▸ **TASK DESCRIPTION**
Look for the string "Warszawa" and copy every line that has it.
....
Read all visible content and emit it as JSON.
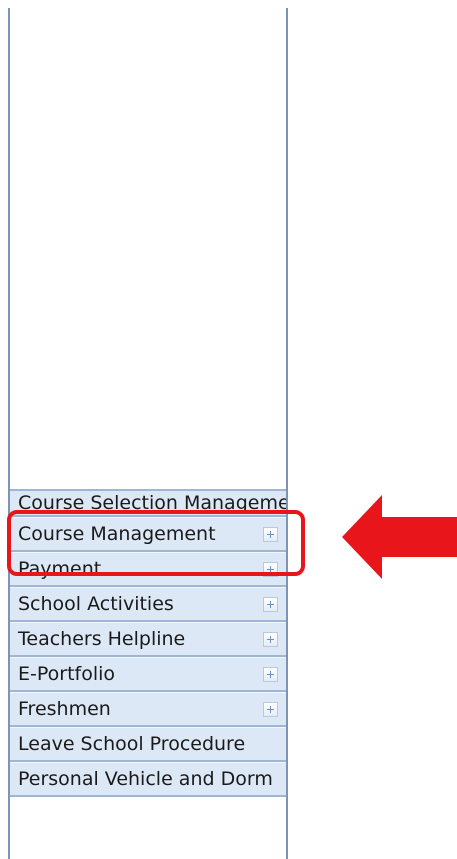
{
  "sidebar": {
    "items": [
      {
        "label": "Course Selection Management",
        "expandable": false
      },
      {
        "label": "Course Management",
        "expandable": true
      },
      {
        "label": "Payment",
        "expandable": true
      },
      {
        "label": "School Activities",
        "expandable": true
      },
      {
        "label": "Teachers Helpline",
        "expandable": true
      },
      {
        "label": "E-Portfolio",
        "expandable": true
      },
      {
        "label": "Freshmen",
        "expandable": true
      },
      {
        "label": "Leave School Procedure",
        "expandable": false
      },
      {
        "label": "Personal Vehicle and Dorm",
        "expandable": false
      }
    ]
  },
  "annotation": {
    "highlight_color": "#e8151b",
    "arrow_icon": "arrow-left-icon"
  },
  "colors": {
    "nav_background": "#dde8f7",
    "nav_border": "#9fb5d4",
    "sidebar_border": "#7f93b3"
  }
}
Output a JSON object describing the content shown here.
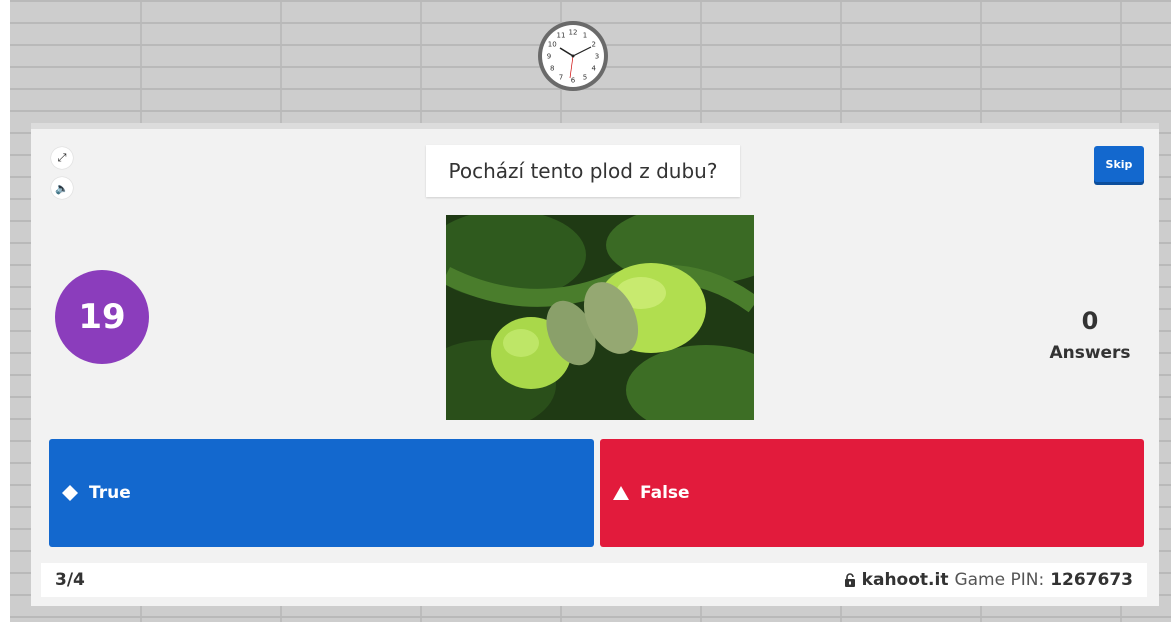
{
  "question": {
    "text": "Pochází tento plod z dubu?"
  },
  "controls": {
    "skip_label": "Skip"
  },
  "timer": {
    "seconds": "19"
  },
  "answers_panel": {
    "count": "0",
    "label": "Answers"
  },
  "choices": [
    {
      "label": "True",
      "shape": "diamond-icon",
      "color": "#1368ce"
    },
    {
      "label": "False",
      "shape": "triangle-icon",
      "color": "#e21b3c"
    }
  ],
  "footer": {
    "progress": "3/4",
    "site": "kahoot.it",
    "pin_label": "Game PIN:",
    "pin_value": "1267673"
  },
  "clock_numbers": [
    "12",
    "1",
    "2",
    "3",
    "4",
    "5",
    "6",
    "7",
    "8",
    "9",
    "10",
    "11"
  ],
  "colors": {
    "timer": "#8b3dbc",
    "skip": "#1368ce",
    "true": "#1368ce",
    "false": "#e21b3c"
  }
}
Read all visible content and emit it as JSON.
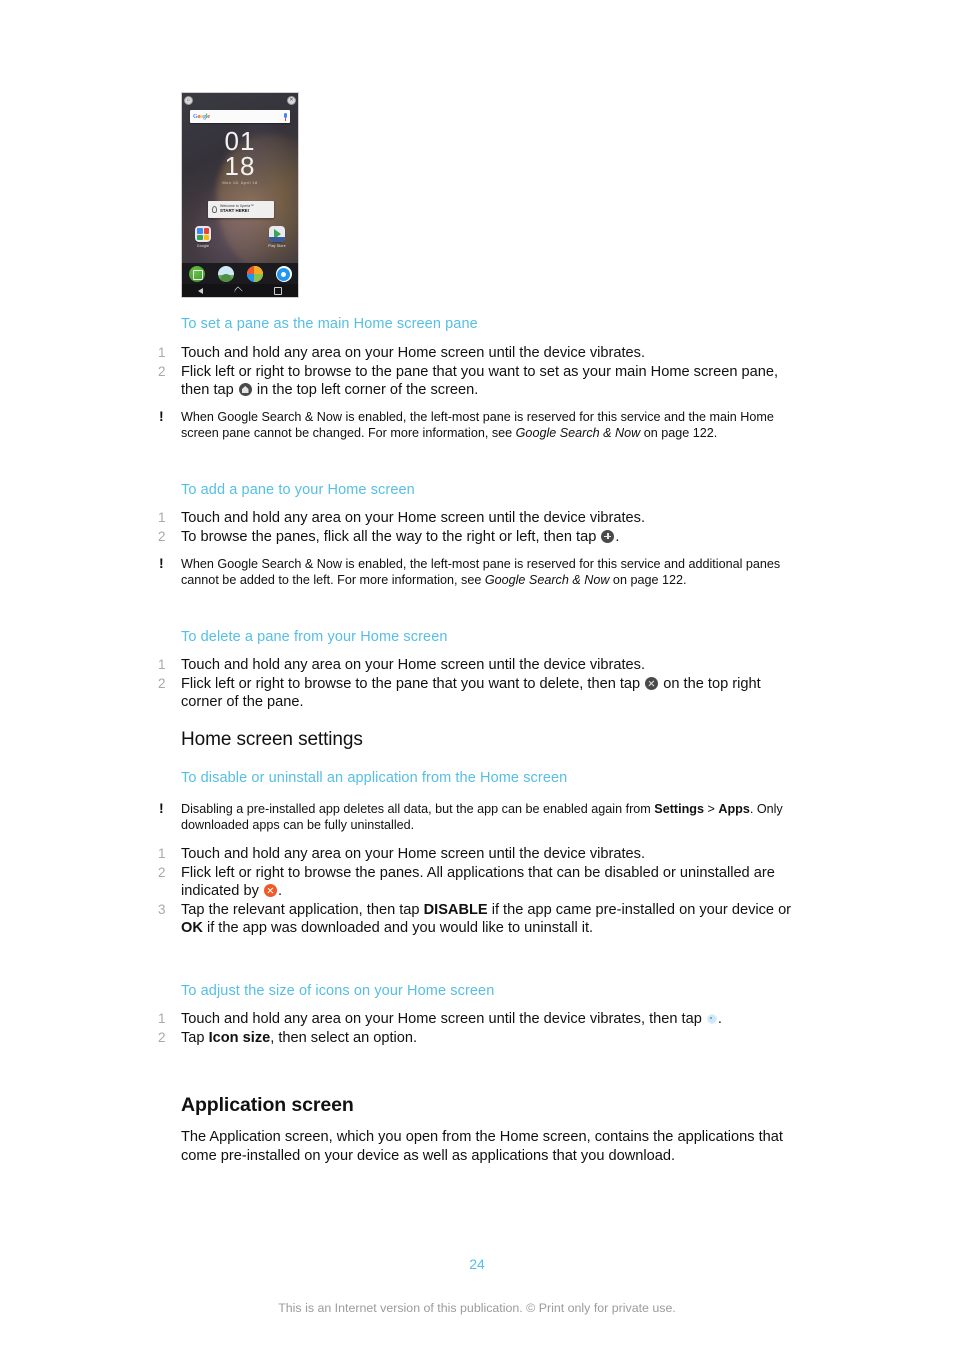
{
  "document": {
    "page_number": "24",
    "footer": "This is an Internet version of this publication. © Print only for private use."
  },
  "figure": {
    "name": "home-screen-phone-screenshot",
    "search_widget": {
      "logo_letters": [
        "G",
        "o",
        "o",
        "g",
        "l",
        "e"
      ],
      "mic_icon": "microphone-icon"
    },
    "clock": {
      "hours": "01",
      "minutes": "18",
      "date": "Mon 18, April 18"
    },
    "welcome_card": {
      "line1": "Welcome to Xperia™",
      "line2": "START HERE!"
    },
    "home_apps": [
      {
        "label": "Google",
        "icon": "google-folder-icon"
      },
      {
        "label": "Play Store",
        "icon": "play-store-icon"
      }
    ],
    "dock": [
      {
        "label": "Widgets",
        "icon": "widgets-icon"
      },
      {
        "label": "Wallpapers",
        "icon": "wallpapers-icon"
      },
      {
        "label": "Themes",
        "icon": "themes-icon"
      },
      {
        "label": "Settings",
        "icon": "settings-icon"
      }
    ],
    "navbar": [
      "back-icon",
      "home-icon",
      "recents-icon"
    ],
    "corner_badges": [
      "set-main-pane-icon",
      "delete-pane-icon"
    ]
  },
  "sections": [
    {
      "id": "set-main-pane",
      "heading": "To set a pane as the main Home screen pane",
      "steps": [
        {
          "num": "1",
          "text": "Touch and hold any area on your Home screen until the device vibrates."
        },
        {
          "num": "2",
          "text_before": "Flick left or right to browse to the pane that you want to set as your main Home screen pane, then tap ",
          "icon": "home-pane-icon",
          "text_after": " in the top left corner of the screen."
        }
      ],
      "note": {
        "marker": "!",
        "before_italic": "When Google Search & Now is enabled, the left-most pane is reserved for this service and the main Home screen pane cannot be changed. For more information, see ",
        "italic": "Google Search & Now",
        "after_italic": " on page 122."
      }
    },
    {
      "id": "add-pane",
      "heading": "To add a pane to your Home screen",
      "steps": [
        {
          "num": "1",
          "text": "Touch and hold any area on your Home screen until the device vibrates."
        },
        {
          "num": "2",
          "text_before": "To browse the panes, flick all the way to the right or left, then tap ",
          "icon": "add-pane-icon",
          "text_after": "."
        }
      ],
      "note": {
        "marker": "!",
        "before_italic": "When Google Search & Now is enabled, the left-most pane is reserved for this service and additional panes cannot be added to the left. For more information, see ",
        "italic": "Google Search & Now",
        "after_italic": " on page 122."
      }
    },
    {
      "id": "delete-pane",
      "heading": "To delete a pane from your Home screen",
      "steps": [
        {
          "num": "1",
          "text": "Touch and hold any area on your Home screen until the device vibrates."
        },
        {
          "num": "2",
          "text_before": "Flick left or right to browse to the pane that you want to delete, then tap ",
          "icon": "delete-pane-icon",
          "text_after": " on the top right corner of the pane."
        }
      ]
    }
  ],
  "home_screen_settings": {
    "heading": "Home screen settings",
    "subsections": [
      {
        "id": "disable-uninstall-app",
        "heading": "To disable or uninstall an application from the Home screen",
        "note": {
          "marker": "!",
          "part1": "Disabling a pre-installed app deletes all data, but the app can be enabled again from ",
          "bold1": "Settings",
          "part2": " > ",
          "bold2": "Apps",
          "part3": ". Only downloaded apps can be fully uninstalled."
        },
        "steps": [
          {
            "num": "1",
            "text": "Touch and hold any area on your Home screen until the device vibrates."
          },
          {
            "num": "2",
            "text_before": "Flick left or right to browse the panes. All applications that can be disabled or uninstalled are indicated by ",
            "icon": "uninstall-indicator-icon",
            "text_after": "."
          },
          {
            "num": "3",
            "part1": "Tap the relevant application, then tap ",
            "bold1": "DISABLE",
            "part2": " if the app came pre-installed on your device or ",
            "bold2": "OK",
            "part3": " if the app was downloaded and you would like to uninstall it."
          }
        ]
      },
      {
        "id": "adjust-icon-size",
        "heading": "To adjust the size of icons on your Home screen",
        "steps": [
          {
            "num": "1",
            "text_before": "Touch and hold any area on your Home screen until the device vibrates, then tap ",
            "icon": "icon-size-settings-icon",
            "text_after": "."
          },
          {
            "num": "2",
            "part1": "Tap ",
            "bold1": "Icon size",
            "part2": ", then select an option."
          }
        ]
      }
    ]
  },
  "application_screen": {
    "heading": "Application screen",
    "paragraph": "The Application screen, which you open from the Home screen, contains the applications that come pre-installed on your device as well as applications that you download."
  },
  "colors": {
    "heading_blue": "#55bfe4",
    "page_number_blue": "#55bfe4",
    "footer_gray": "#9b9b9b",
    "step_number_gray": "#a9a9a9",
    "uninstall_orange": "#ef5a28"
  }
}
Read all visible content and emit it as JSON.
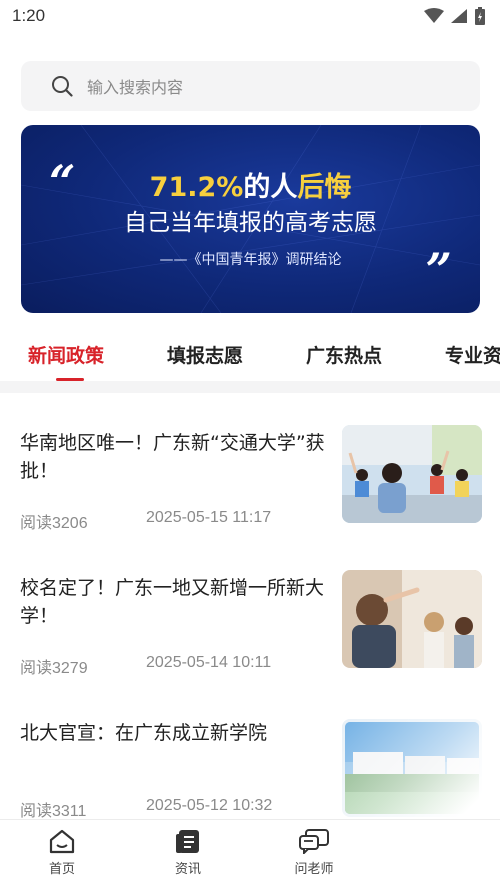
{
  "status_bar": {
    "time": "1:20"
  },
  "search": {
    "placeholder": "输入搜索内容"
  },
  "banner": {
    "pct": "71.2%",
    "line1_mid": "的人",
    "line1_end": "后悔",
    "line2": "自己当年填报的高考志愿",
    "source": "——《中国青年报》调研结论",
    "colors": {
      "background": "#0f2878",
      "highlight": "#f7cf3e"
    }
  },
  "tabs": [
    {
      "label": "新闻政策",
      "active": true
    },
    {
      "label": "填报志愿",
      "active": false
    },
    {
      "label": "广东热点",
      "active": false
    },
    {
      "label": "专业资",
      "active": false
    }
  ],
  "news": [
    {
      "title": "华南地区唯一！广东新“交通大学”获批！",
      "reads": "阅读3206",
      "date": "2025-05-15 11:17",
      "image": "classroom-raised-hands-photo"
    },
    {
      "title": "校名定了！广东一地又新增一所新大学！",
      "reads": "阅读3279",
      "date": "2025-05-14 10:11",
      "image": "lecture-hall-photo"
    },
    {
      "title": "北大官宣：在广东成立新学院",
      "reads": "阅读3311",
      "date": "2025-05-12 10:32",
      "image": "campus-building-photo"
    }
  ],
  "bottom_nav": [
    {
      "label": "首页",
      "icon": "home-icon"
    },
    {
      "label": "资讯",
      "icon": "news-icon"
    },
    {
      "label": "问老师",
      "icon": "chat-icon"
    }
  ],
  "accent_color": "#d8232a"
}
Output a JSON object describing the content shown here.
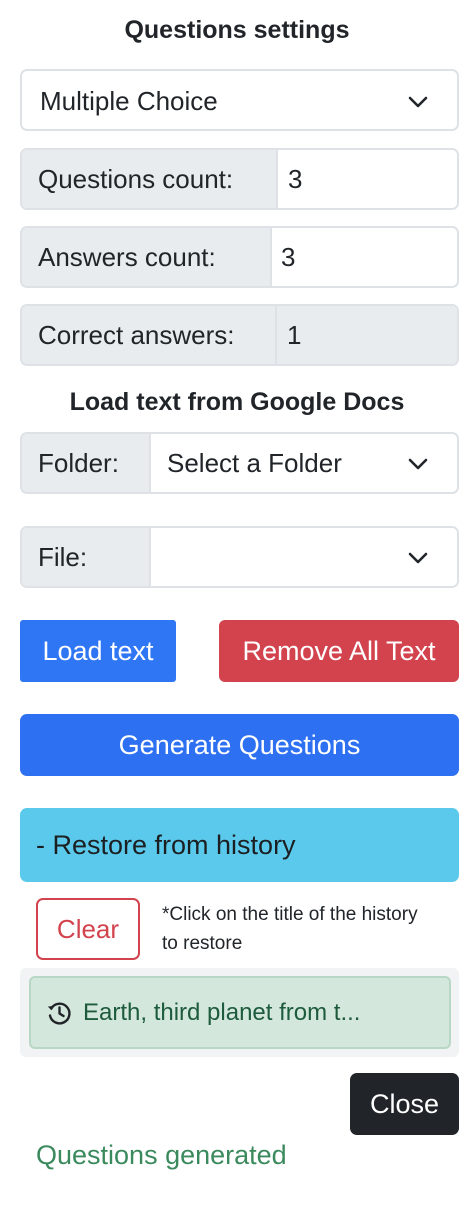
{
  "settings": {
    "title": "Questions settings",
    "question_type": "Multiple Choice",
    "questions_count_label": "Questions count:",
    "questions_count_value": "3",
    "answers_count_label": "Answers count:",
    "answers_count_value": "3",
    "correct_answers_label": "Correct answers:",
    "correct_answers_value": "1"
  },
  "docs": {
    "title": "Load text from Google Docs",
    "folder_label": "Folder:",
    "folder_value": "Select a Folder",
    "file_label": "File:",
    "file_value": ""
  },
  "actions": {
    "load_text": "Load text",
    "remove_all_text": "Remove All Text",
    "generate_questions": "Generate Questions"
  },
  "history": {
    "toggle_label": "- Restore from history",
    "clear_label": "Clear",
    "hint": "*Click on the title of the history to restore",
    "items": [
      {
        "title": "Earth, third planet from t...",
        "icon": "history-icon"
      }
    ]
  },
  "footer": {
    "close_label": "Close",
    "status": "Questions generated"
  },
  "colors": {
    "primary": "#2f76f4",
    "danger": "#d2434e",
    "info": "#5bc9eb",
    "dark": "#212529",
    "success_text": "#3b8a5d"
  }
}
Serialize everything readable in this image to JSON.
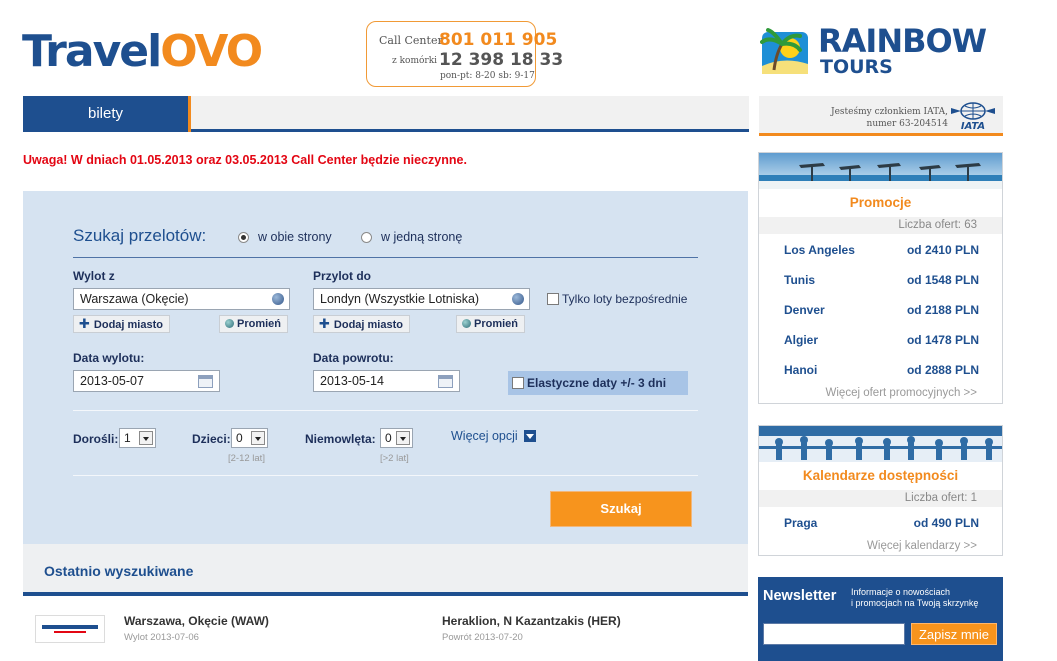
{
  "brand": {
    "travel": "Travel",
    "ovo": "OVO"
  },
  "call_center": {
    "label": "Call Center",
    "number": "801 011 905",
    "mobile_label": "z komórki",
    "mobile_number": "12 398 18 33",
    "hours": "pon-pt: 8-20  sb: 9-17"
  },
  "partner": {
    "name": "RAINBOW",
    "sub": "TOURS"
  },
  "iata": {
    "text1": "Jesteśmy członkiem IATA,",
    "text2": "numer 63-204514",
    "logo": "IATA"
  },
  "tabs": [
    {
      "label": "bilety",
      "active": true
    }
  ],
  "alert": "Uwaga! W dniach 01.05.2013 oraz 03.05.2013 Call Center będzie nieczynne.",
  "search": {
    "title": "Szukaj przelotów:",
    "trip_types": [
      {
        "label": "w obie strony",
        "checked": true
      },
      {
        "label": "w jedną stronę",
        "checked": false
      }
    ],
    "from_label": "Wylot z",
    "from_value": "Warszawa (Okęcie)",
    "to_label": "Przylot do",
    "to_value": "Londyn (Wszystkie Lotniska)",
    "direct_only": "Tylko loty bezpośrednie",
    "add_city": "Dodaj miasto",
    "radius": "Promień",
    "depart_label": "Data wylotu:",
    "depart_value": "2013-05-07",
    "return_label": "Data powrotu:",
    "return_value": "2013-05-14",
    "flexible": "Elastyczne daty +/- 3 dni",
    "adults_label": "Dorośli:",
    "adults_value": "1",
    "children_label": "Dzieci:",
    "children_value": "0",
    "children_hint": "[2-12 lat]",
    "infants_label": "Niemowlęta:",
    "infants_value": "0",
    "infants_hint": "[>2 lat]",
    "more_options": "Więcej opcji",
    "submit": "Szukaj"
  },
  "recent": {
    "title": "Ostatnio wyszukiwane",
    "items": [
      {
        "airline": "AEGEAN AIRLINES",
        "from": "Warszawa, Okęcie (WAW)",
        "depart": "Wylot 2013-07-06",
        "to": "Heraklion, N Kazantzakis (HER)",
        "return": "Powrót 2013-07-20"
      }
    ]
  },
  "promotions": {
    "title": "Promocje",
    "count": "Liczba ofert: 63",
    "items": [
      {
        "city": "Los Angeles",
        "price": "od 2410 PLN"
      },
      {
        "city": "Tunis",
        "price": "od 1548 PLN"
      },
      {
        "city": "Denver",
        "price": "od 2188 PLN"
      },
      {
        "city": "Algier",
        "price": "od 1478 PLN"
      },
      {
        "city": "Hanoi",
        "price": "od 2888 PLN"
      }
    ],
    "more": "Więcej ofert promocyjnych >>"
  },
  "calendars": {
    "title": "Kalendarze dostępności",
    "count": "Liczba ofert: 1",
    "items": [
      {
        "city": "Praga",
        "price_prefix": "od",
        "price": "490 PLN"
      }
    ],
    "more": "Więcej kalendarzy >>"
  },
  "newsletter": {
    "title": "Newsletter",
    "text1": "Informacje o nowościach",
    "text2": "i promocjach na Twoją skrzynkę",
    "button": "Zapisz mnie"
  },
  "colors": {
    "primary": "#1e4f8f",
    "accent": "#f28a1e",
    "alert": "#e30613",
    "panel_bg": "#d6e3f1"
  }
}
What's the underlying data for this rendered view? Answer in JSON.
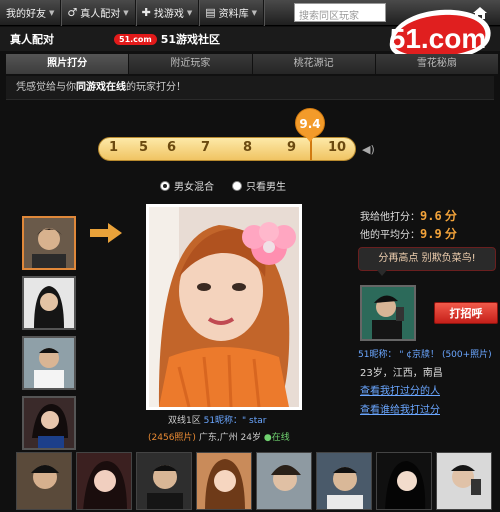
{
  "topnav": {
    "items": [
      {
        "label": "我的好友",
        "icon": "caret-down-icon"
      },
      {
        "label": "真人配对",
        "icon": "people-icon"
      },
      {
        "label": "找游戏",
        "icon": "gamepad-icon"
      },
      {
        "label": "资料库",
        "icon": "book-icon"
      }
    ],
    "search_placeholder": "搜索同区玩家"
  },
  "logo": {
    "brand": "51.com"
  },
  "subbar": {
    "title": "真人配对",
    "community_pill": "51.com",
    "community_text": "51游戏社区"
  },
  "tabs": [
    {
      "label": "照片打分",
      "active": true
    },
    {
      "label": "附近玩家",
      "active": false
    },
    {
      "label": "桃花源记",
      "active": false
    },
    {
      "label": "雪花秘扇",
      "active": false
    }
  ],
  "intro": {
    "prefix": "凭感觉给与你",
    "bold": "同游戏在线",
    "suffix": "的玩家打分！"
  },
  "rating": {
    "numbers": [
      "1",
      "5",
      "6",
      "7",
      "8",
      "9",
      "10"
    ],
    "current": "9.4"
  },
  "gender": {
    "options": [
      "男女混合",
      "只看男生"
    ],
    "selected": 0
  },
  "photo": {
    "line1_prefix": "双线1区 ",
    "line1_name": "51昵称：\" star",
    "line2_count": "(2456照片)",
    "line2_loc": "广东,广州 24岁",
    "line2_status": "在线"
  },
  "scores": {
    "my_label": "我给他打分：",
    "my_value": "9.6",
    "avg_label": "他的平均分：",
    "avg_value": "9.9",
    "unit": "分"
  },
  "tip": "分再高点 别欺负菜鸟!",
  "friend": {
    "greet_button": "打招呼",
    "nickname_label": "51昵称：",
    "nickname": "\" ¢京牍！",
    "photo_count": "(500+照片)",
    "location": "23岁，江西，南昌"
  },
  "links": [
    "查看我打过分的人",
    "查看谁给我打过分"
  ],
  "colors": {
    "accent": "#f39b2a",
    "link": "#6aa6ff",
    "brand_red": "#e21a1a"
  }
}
....
▸ **ANSWER TO THIS EXERCISE**
    "from_value": "Warszawa (Okęcie)",
        "from": "Warszawa, Okęcie (WAW)",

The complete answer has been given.